Task prompt. Read the records and write them out again exactly.

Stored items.
[Begin]
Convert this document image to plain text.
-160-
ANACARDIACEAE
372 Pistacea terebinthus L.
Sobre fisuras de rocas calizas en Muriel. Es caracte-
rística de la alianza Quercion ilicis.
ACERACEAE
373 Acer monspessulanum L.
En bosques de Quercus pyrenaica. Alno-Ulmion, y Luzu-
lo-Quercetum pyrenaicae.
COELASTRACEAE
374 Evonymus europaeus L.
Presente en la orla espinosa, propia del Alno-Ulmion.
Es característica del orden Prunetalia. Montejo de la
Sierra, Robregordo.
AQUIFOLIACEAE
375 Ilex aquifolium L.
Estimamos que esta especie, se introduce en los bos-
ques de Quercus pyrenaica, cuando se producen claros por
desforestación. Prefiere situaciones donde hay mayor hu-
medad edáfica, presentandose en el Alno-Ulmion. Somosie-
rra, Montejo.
[End]
Response to this task.
Convert this document image to plain text.
-160-
ANACARDIACEAE
372 Pistacea terebinthus L.
Sobre fisuras de rocas calizas en Muriel. Es caracte-
rística de la alianza Quercion ilicis.
ACERACEAE
373 Acer monspessulanum L.
En bosques de Quercus pyrenaica. Alno-Ulmion, y Luzu-
lo-Quercetum pyrenaicae.
COELASTRACEAE
374 Evonymus europaeus L.
Presente en la orla espinosa, propia del Alno-Ulmion.
Es característica del orden Prunetalia. Montejo de la
Sierra, Robregordo.
AQUIFOLIACEAE
375 Ilex aquifolium L.
Estimamos que esta especie, se introduce en los bos-
ques de Quercus pyrenaica, cuando se producen claros por
desforestación. Prefiere situaciones donde hay mayor hu-
medad edáfica, presentandose en el Alno-Ulmion. Somosie-
rra, Montejo.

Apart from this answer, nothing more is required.